▸ **DATA EXCERPTS**
* Begin *

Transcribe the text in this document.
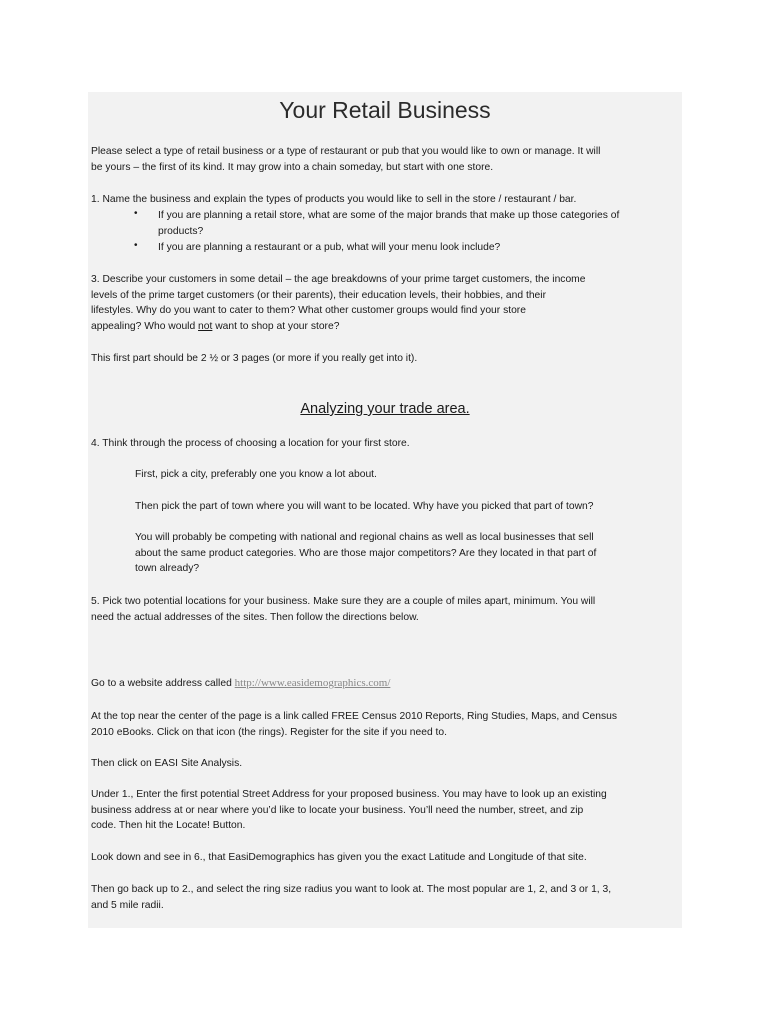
Your Retail Business
Please select a type of retail business or a type of restaurant or pub that you would like to own or manage. It will
be yours – the first of its kind. It may grow into a chain someday, but start with one store.
1. Name the business and explain the types of products you would like to sell in the store / restaurant / bar.
• If you are planning a retail store, what are some of the major brands that make up those categories of
products?
• If you are planning a restaurant or a pub, what will your menu look include?
3. Describe your customers in some detail – the age breakdowns of your prime target customers, the income
levels of the prime target customers (or their parents), their education levels, their hobbies, and their
lifestyles. Why do you want to cater to them? What other customer groups would find your store
appealing? Who would not want to shop at your store?
This first part should be 2 ½ or 3 pages (or more if you really get into it).
Analyzing your trade area.
4. Think through the process of choosing a location for your first store.
First, pick a city, preferably one you know a lot about.
Then pick the part of town where you will want to be located. Why have you picked that part of town?
You will probably be competing with national and regional chains as well as local businesses that sell
about the same product categories. Who are those major competitors? Are they located in that part of
town already?
5. Pick two potential locations for your business. Make sure they are a couple of miles apart, minimum. You will
need the actual addresses of the sites. Then follow the directions below.
Go to a website address called http://www.easidemographics.com/
At the top near the center of the page is a link called FREE Census 2010 Reports, Ring Studies, Maps, and Census
2010 eBooks. Click on that icon (the rings). Register for the site if you need to.
Then click on EASI Site Analysis.
Under 1., Enter the first potential Street Address for your proposed business. You may have to look up an existing
business address at or near where you’d like to locate your business. You’ll need the number, street, and zip
code. Then hit the Locate! Button.
Look down and see in 6., that EasiDemographics has given you the exact Latitude and Longitude of that site.
Then go back up to 2., and select the ring size radius you want to look at. The most popular are 1, 2, and 3 or 1, 3,
and 5 mile radii.
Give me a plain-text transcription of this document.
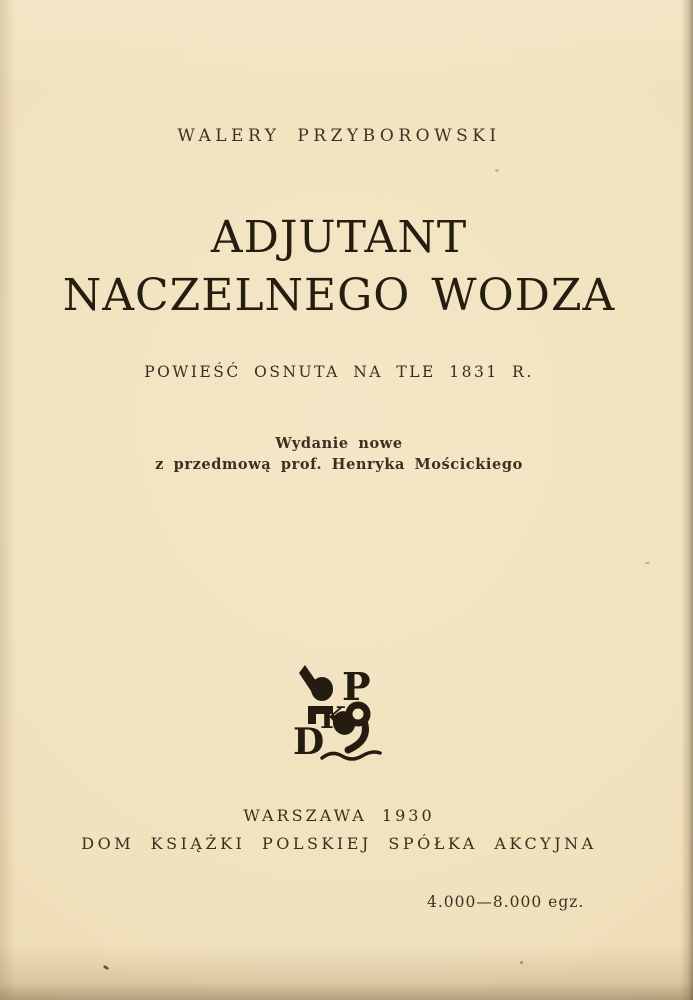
WALERY PRZYBOROWSKI
ADJUTANT
NACZELNEGO WODZA
POWIEŚĆ OSNUTA NA TLE 1831 R.
Wydanie nowe
z przedmową prof. Henryka Mościckiego
P
K
D
WARSZAWA 1930
DOM KSIĄŻKI POLSKIEJ SPÓŁKA AKCYJNA
4.000—8.000 egz.
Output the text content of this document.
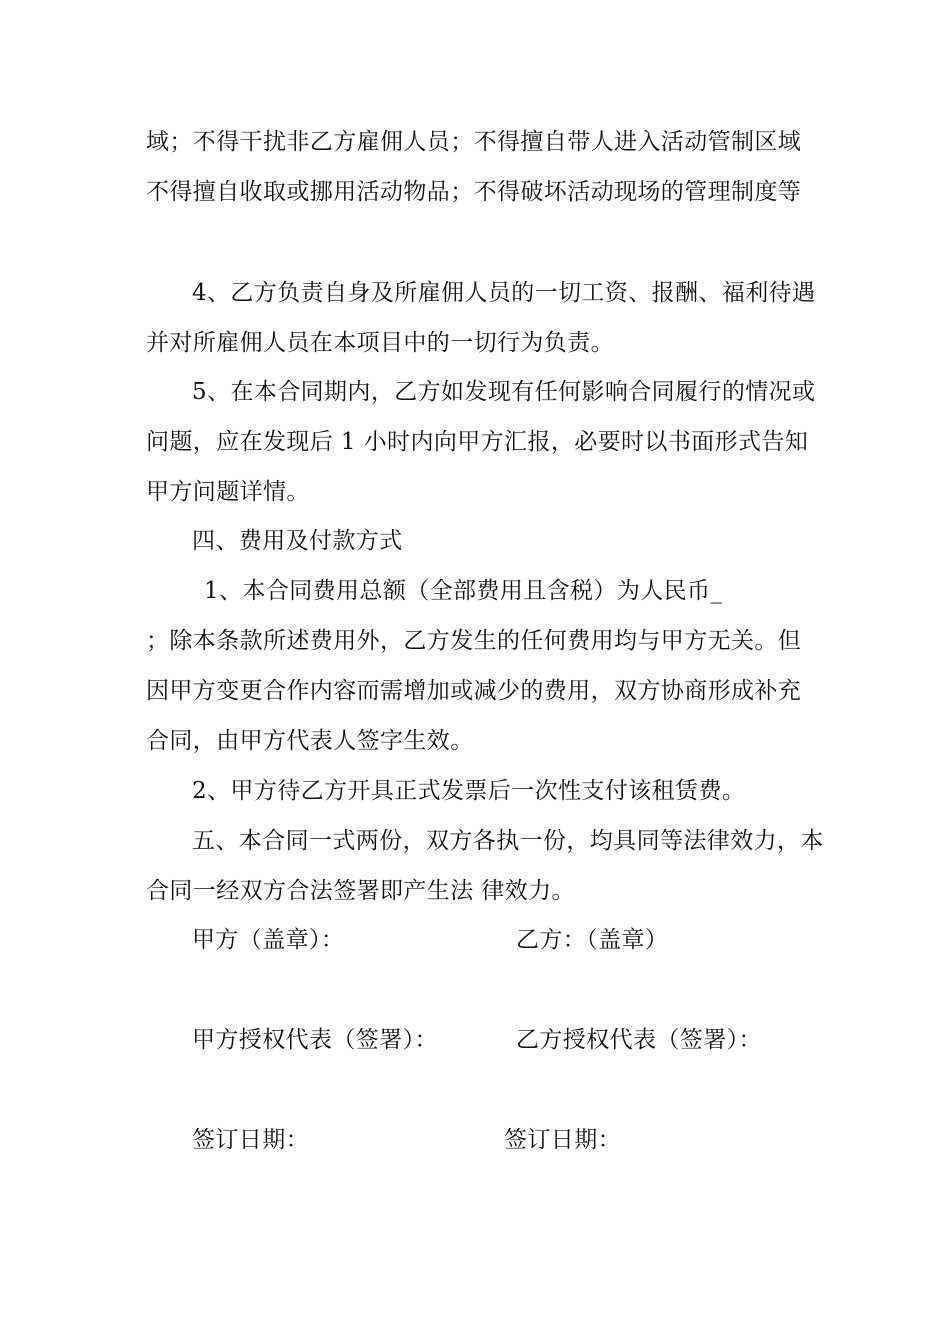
域；不得干扰非乙方雇佣人员；不得擅自带人进入活动管制区域
不得擅自收取或挪用活动物品；不得破坏活动现场的管理制度等
4、乙方负责自身及所雇佣人员的一切工资、报酬、福利待遇
并对所雇佣人员在本项目中的一切行为负责。
5、在本合同期内，乙方如发现有任何影响合同履行的情况或
问题，应在发现后 1 小时内向甲方汇报，必要时以书面形式告知
甲方问题详情。
四、费用及付款方式
1、本合同费用总额（全部费用且含税）为人民币_
；除本条款所述费用外，乙方发生的任何费用均与甲方无关。但
因甲方变更合作内容而需增加或减少的费用，双方协商形成补充
合同，由甲方代表人签字生效。
2、甲方待乙方开具正式发票后一次性支付该租赁费。
五、本合同一式两份，双方各执一份，均具同等法律效力，本
合同一经双方合法签署即产生法 律效力。
甲方（盖章）：	乙方：（盖章）
甲方授权代表（签署）：	乙方授权代表（签署）：
签订日期：	签订日期：
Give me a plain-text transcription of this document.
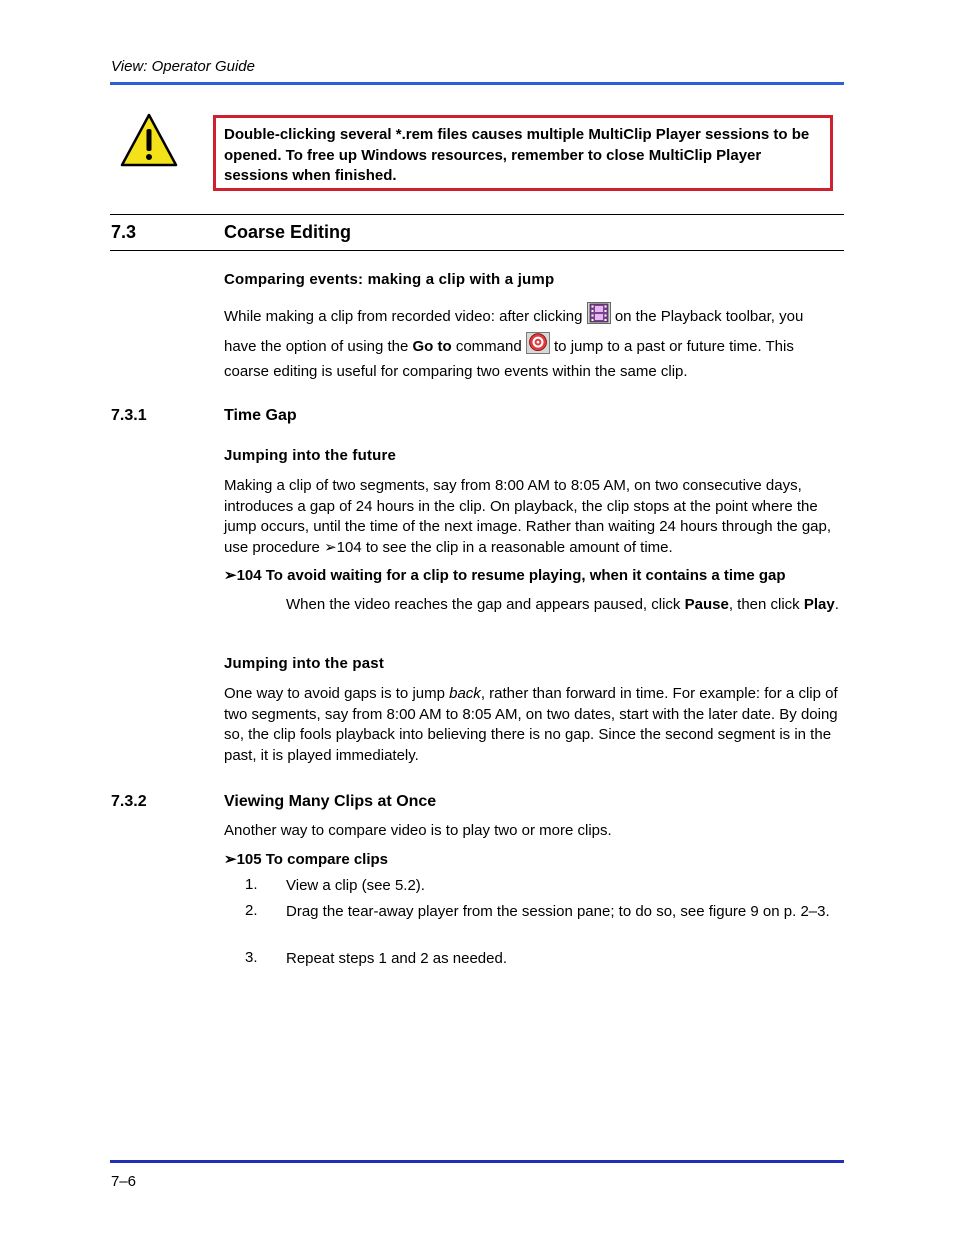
View: Operator Guide
Double-clicking several *.rem files causes multiple MultiClip Player sessions to be opened. To free up Windows resources, remember to close MultiClip Player sessions when finished.
7.3	Coarse Editing
Comparing events: making a clip with a jump
While making a clip from recorded video: after clicking on the Playback toolbar, you
have the option of using the Go to command to jump to a past or future time. This
coarse editing is useful for comparing two events within the same clip.
7.3.1	Time Gap
Jumping into the future
Making a clip of two segments, say from 8:00 AM to 8:05 AM, on two consecutive days, introduces a gap of 24 hours in the clip. On playback, the clip stops at the point where the jump occurs, until the time of the next image. Rather than waiting 24 hours through the gap, use procedure ➢104 to see the clip in a reasonable amount of time.
➢104 To avoid waiting for a clip to resume playing, when it contains a time gap
When the video reaches the gap and appears paused, click Pause, then click Play.
Jumping into the past
One way to avoid gaps is to jump back, rather than forward in time. For example: for a clip of two segments, say from 8:00 AM to 8:05 AM, on two dates, start with the later date. By doing so, the clip fools playback into believing there is no gap. Since the second segment is in the past, it is played immediately.
7.3.2	Viewing Many Clips at Once
Another way to compare video is to play two or more clips.
➢105 To compare clips
1. View a clip (see 5.2).
2. Drag the tear-away player from the session pane; to do so, see figure 9 on p. 2–3.
3. Repeat steps 1 and 2 as needed.
7–6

* End *

▸ **WHAT TO DO**
Say how many lines in the entries contain the string "into", and leave out everything else.

▸ **ANSWER FOR THIS EXERCISE**
5